* [Records]
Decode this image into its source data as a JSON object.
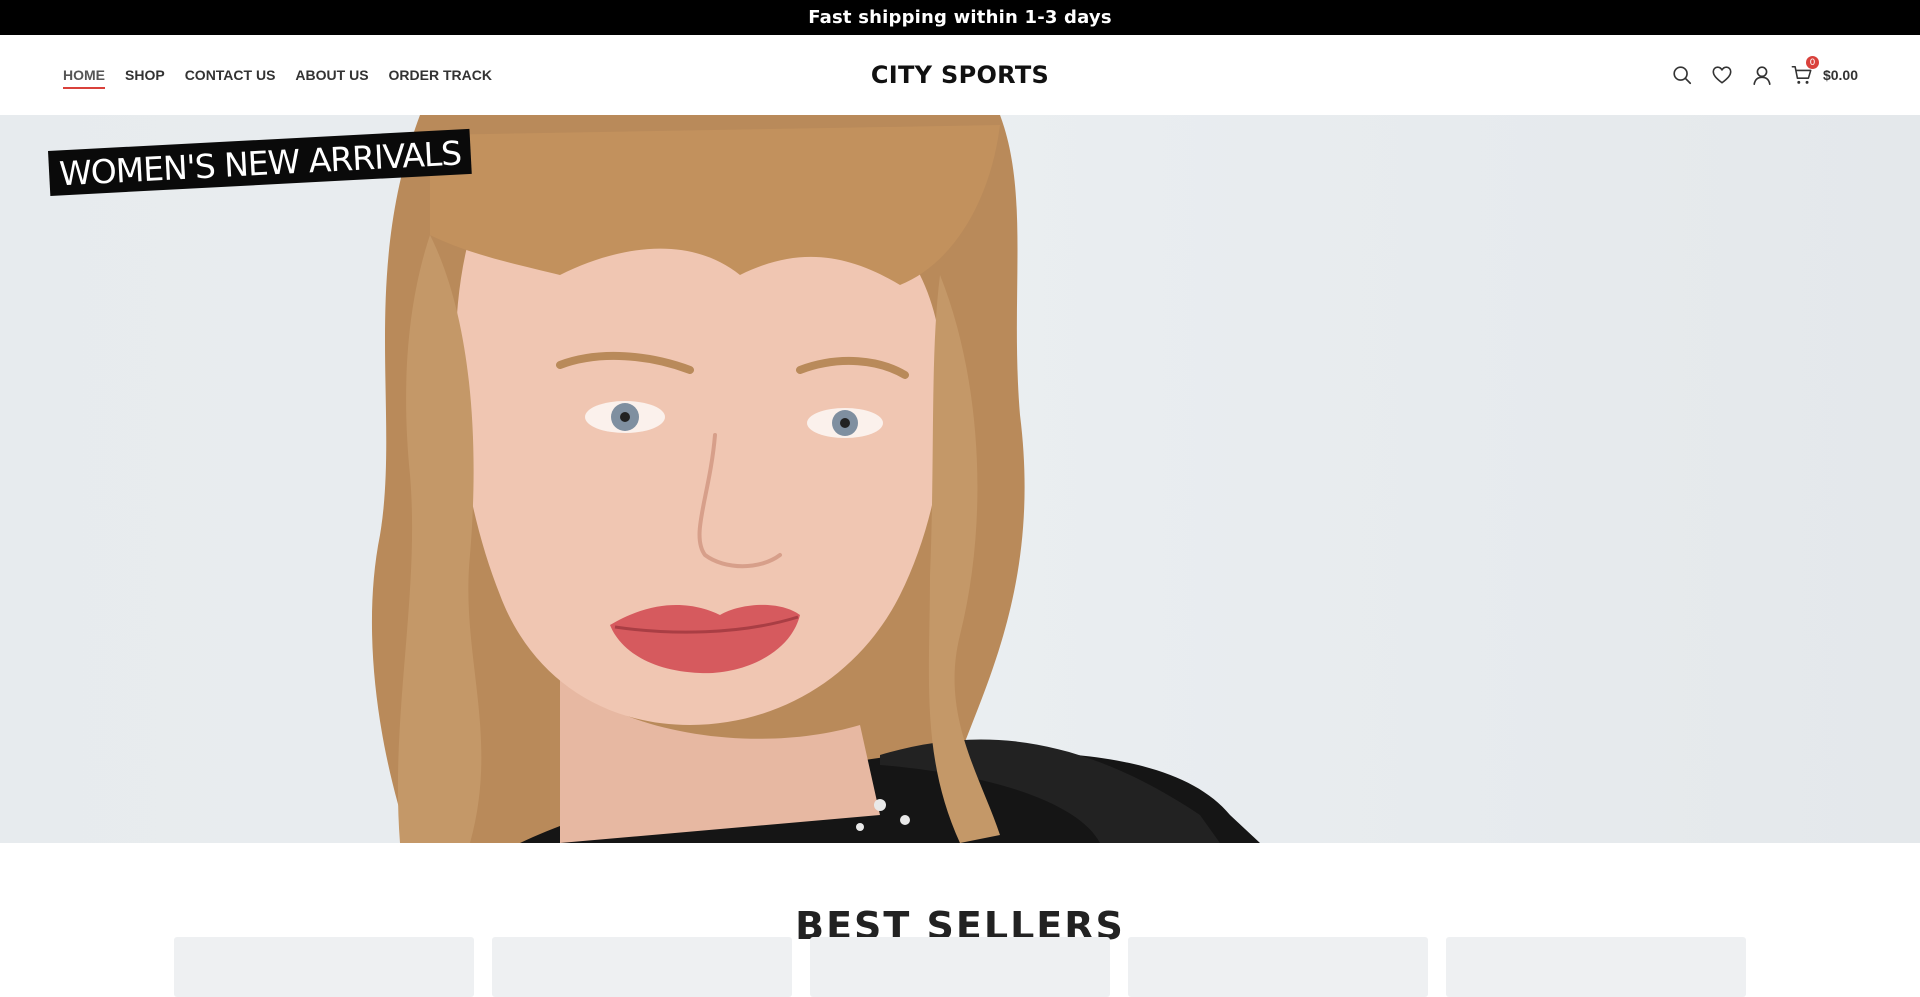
{
  "topbar": {
    "text": "Fast shipping within 1-3 days"
  },
  "header": {
    "nav": [
      {
        "label": "HOME",
        "active": true
      },
      {
        "label": "SHOP"
      },
      {
        "label": "CONTACT US"
      },
      {
        "label": "ABOUT US"
      },
      {
        "label": "ORDER TRACK"
      }
    ],
    "brand": "CITY SPORTS",
    "icons": [
      "search-icon",
      "heart-icon",
      "user-icon",
      "cart-icon"
    ],
    "cart": {
      "count": "0",
      "total": "$0.00"
    }
  },
  "hero": {
    "tag": "WOMEN'S NEW ARRIVALS"
  },
  "best_sellers": {
    "title": "BEST SELLERS",
    "card_count": 5
  },
  "colors": {
    "accent": "#d9413b",
    "topbar_bg": "#000000"
  }
}
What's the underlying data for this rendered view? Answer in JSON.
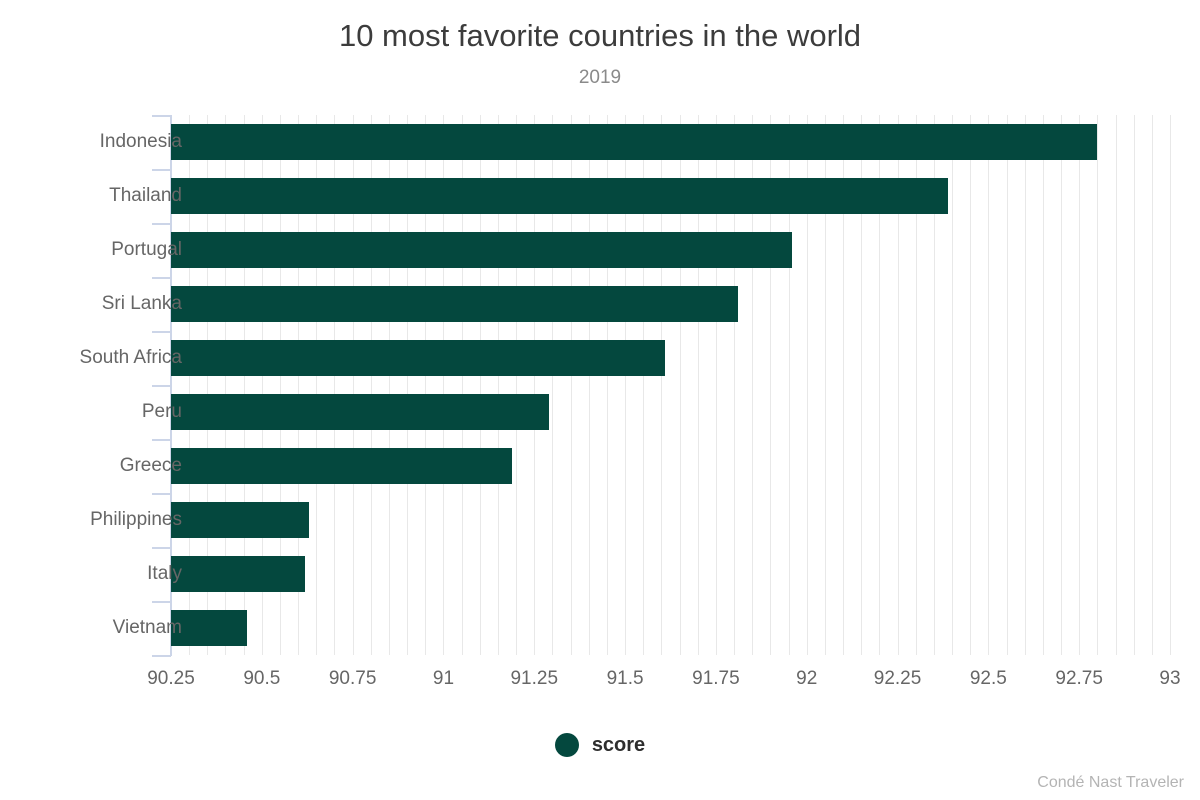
{
  "chart_data": {
    "type": "bar",
    "orientation": "horizontal",
    "title": "10 most favorite countries in the world",
    "subtitle": "2019",
    "xlabel": "",
    "ylabel": "",
    "categories": [
      "Indonesia",
      "Thailand",
      "Portugal",
      "Sri Lanka",
      "South Africa",
      "Peru",
      "Greece",
      "Philippines",
      "Italy",
      "Vietnam"
    ],
    "values": [
      92.8,
      92.39,
      91.96,
      91.81,
      91.61,
      91.29,
      91.19,
      90.63,
      90.62,
      90.46
    ],
    "series": [
      {
        "name": "score",
        "values": [
          92.8,
          92.39,
          91.96,
          91.81,
          91.61,
          91.29,
          91.19,
          90.63,
          90.62,
          90.46
        ],
        "color": "#04483e"
      }
    ],
    "xlim": [
      90.0,
      93.0
    ],
    "axis_start": 90.25,
    "x_ticks": [
      "90.25",
      "90.5",
      "90.75",
      "91",
      "91.25",
      "91.5",
      "91.75",
      "92",
      "92.25",
      "92.5",
      "92.75",
      "93"
    ],
    "x_tick_values": [
      90.25,
      90.5,
      90.75,
      91,
      91.25,
      91.5,
      91.75,
      92,
      92.25,
      92.5,
      92.75,
      93
    ],
    "grid": true,
    "grid_step": 0.05,
    "legend": {
      "position": "bottom",
      "entries": [
        {
          "label": "score",
          "color": "#04483e"
        }
      ]
    },
    "colors": {
      "bar": "#04483e",
      "gridline": "#e8e8e8",
      "axis": "#ccd5e8",
      "title_text": "#3c3c3c",
      "subtitle_text": "#8a8a8a",
      "tick_text": "#666666",
      "legend_text": "#2e2e2e",
      "credit_text": "#b4b4b4",
      "background": "#ffffff"
    }
  },
  "legend": {
    "label": "score"
  },
  "footer": {
    "credit": "Condé Nast Traveler"
  }
}
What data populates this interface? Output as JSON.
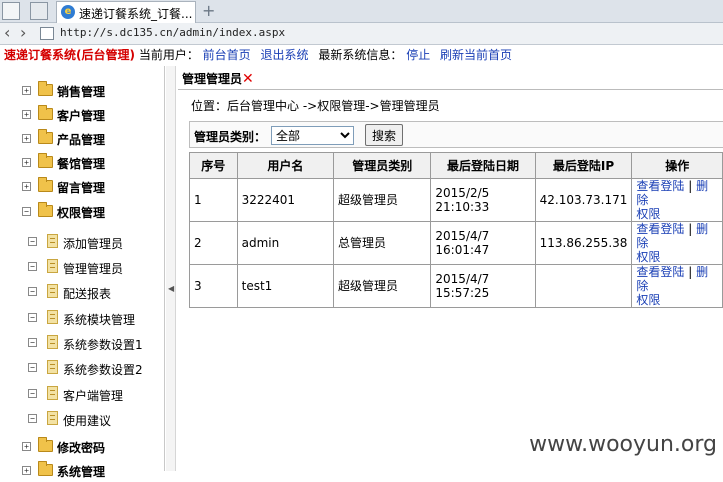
{
  "browser": {
    "tab_title": "速递订餐系统_订餐...",
    "new_tab": "+",
    "url": "http://s.dc135.cn/admin/index.aspx"
  },
  "header": {
    "system_title": "速递订餐系统(后台管理)",
    "current_user_label": "当前用户：",
    "front_home": "前台首页",
    "logout": "退出系统",
    "latest_info_label": "最新系统信息：",
    "stop": "停止",
    "refresh": "刷新当前首页"
  },
  "sidebar": {
    "top": [
      {
        "label": "销售管理"
      },
      {
        "label": "客户管理"
      },
      {
        "label": "产品管理"
      },
      {
        "label": "餐馆管理"
      },
      {
        "label": "留言管理"
      },
      {
        "label": "权限管理"
      }
    ],
    "children": [
      {
        "label": "添加管理员"
      },
      {
        "label": "管理管理员"
      },
      {
        "label": "配送报表"
      },
      {
        "label": "系统模块管理"
      },
      {
        "label": "系统参数设置1"
      },
      {
        "label": "系统参数设置2"
      },
      {
        "label": "客户端管理"
      },
      {
        "label": "使用建议"
      }
    ],
    "bottom": [
      {
        "label": "修改密码"
      },
      {
        "label": "系统管理"
      }
    ]
  },
  "main": {
    "page_tab": "管理管理员",
    "close_icon": "✕",
    "breadcrumb": "位置：后台管理中心 ->权限管理->管理管理员",
    "filter": {
      "label": "管理员类别：",
      "selected": "全部",
      "search_button": "搜索"
    },
    "table": {
      "columns": [
        "序号",
        "用户名",
        "管理员类别",
        "最后登陆日期",
        "最后登陆IP",
        "操作"
      ],
      "rows": [
        {
          "no": "1",
          "user": "3222401",
          "type": "超级管理员",
          "date": "2015/2/5",
          "time": "21:10:33",
          "ip": "42.103.73.171",
          "op1": "查看登陆",
          "sep": "|",
          "op2": "删除",
          "op3": "权限"
        },
        {
          "no": "2",
          "user": "admin",
          "type": "总管理员",
          "date": "2015/4/7",
          "time": "16:01:47",
          "ip": "113.86.255.38",
          "op1": "查看登陆",
          "sep": "|",
          "op2": "删除",
          "op3": "权限"
        },
        {
          "no": "3",
          "user": "test1",
          "type": "超级管理员",
          "date": "2015/4/7",
          "time": "15:57:25",
          "ip": "",
          "op1": "查看登陆",
          "sep": "|",
          "op2": "删除",
          "op3": "权限"
        }
      ]
    }
  },
  "watermark": "www.wooyun.org"
}
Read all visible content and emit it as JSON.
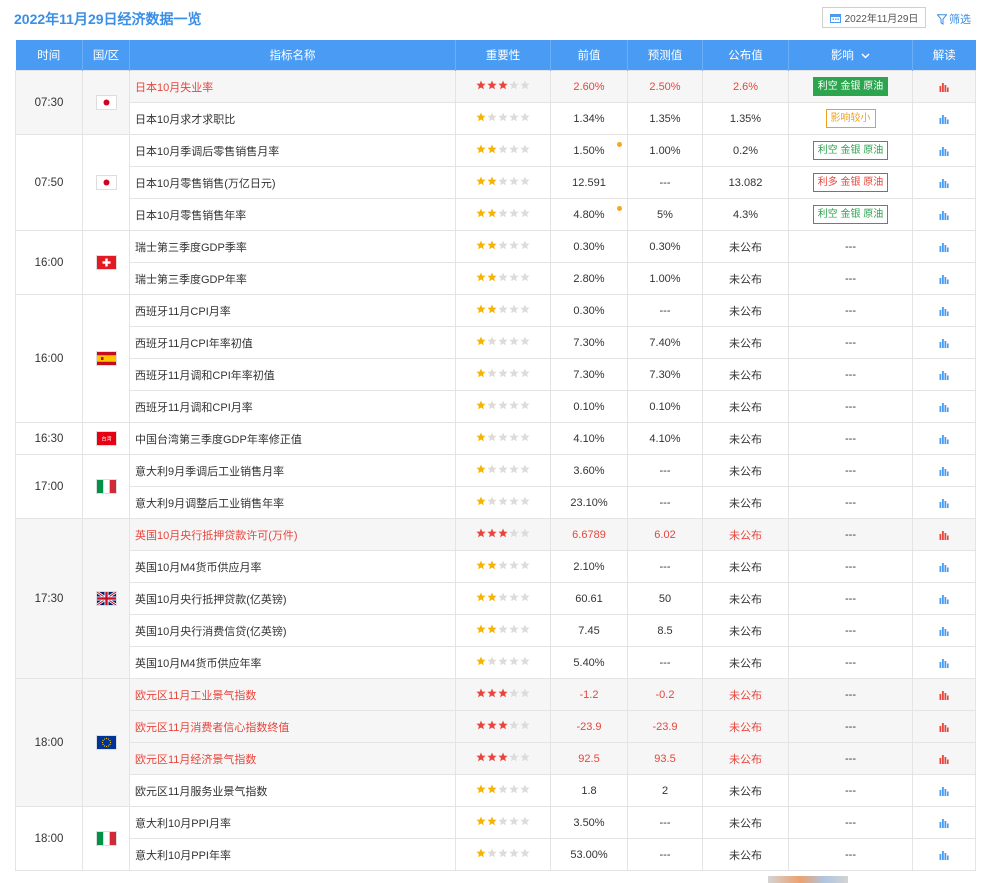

* [To be done] Find the lines containing "time" and pull them out.

* [Result]
          "time": "21:10:33",
          "time": "16:01:47",
          "time": "15:57:25",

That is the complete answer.